Please revise the stretch from the start of the lines through the line containing "bookmark-item[interactable]: − 第三章", changing "bookmark-item" to "outline-item" and leaving everything else unchanged. Give only those lines.

* * *

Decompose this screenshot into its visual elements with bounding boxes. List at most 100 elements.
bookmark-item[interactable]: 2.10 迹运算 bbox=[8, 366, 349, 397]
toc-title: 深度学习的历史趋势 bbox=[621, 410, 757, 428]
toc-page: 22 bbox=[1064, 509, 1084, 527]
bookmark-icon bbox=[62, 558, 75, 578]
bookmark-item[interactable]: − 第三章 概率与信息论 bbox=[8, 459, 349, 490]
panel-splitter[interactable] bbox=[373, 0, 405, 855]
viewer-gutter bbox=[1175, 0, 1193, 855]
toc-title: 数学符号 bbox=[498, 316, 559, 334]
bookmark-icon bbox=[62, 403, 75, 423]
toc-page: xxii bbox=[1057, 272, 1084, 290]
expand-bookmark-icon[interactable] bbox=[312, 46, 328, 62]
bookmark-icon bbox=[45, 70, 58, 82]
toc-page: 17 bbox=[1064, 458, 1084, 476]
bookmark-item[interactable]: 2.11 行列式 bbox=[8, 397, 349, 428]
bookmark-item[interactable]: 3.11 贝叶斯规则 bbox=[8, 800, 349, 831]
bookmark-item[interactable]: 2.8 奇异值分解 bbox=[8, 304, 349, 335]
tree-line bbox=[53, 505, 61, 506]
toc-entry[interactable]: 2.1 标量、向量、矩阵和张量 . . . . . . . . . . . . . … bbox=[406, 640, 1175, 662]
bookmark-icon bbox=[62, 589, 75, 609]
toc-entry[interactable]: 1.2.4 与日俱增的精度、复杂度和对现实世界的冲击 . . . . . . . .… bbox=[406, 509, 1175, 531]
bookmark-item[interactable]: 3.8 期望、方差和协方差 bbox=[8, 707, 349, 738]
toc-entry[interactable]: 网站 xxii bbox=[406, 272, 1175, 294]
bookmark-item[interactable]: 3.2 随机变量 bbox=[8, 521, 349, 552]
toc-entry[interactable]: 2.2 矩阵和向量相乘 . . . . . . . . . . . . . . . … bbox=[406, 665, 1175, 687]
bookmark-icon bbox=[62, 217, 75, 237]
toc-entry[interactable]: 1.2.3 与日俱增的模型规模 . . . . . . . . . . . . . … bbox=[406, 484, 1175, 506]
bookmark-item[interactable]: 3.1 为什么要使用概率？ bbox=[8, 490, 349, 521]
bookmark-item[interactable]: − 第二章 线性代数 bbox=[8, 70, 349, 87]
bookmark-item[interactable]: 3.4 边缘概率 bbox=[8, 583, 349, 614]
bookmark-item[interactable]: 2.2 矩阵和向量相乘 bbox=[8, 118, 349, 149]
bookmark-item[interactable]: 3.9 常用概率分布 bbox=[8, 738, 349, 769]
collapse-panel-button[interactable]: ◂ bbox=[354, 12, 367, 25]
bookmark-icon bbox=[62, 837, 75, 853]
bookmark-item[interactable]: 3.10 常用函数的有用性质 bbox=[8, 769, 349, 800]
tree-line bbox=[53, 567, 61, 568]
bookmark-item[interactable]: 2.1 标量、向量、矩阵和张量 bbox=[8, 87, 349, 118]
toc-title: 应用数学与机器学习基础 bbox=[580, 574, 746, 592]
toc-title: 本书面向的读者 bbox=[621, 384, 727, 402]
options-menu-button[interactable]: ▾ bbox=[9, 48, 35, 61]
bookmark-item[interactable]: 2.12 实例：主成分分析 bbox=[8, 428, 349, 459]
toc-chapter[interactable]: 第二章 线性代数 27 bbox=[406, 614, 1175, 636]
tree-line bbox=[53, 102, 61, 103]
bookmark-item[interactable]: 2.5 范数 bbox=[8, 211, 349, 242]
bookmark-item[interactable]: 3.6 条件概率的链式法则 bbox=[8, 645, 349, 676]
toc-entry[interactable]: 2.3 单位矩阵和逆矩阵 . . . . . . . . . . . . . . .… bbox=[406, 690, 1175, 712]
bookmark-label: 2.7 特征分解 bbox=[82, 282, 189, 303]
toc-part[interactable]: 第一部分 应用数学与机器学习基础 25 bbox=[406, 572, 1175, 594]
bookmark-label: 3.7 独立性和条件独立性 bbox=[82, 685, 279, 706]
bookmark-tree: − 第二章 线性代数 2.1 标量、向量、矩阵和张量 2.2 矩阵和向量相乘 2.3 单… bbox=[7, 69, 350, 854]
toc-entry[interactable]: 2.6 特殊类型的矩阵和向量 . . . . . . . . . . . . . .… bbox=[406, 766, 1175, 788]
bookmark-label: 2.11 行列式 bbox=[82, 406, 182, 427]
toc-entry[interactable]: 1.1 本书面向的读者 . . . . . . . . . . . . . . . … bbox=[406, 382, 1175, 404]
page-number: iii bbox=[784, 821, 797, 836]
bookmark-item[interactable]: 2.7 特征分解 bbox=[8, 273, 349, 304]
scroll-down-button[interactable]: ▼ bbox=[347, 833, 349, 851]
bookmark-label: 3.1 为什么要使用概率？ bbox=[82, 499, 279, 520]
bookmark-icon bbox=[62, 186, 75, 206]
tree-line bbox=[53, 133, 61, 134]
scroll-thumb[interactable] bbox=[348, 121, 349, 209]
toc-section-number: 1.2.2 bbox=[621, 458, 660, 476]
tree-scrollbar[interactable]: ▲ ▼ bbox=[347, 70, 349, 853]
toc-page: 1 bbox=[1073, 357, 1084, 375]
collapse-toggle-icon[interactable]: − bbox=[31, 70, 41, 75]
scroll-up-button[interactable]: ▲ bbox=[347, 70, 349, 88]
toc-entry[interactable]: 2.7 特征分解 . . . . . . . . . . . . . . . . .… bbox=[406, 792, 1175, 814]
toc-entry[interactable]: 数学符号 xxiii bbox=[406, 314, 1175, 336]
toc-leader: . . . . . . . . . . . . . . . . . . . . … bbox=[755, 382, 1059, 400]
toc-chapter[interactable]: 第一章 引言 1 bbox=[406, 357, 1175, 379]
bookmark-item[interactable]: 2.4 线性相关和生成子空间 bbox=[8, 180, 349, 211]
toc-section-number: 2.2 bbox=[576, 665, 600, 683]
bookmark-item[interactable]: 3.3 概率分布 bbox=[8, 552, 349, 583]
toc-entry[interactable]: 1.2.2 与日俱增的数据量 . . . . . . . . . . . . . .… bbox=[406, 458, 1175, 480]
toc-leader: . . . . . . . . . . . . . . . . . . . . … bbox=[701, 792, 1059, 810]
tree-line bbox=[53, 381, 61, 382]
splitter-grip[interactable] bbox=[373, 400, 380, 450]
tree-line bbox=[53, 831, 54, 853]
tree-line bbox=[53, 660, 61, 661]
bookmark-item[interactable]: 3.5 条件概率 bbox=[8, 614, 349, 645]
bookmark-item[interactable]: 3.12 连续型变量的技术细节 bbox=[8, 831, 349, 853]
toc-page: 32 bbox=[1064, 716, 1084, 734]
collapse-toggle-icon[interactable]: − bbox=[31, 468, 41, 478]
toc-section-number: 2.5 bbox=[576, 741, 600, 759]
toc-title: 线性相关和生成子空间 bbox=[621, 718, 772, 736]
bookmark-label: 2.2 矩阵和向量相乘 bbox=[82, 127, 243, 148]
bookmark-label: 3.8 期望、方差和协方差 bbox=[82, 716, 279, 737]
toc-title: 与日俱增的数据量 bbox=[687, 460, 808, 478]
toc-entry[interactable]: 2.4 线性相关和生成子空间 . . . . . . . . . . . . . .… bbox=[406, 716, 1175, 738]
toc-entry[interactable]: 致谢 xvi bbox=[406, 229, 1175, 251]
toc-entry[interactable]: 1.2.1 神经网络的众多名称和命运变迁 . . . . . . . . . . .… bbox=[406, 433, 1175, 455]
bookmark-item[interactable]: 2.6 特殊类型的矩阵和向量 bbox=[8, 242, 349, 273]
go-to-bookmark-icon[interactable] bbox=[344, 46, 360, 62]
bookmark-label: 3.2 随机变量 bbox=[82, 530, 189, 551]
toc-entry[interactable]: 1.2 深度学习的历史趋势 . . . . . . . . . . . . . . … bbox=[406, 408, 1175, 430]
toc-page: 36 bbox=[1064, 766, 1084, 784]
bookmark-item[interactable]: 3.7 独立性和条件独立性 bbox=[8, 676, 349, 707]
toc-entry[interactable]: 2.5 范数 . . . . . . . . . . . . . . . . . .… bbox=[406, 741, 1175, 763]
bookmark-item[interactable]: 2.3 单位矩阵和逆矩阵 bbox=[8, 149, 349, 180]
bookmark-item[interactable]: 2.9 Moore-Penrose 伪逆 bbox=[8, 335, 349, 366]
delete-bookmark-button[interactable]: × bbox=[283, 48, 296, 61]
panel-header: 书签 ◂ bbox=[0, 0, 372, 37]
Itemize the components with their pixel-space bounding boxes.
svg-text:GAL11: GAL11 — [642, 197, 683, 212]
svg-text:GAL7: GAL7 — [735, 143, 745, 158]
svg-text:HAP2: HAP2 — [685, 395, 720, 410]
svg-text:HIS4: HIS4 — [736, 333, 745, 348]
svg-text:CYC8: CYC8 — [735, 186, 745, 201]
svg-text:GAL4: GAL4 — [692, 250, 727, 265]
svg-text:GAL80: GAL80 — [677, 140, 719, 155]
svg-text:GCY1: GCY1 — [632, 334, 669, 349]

* * *

▶ [Written response]:
Decompose this screenshot into its visual elements with bounding boxes. List at most 100 elements.
outline-item[interactable]: 2.10 迹运算 bbox=[8, 366, 349, 397]
toc-title: 深度学习的历史趋势 bbox=[621, 410, 757, 428]
toc-page: 22 bbox=[1064, 509, 1084, 527]
bookmark-icon bbox=[62, 558, 75, 578]
outline-item[interactable]: − 第三章 概率与信息论 bbox=[8, 459, 349, 490]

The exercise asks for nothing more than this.